Work to be completed:
Repeat each record below exactly as given.

=== Supplied entries ===

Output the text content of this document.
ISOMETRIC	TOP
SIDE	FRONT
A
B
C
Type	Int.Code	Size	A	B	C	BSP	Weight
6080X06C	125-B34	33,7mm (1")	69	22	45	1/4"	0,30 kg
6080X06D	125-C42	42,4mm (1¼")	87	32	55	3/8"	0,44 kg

===

Output for this exercise:
Output the text content of this document.
ISOMETRIC	TOP
SIDE	FRONT
A
B
C
Type	Int.Code	Size	A	B	C	BSP	Weight
6080X06C	125-B34	33,7mm (1")	69	22	45	1/4"	0,30 kg
6080X06D	125-C42	42,4mm (1¼")	87	32	55	3/8"	0,44 kg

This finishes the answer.